[Begin Record excerpts]

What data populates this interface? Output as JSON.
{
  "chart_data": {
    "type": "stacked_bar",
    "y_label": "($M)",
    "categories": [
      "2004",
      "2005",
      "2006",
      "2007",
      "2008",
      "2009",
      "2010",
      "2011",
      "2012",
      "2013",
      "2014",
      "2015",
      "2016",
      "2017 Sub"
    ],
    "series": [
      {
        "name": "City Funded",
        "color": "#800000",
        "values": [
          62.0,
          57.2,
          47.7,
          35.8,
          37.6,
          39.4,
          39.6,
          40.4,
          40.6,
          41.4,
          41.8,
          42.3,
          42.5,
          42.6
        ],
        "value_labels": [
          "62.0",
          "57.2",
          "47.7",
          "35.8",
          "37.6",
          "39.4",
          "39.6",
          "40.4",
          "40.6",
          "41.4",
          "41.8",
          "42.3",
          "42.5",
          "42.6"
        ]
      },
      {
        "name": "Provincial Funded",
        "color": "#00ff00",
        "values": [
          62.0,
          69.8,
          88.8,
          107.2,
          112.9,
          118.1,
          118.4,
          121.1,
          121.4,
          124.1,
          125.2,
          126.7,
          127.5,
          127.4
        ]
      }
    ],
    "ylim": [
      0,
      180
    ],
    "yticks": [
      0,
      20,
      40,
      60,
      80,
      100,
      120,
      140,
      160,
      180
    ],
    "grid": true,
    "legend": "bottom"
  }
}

[End Record excerpts]

- [Requirements]: Among the lines of the data, identify those with the word "name". Copy each of them.

- [Task response]:
        "name": "City Funded",
        "name": "Provincial Funded",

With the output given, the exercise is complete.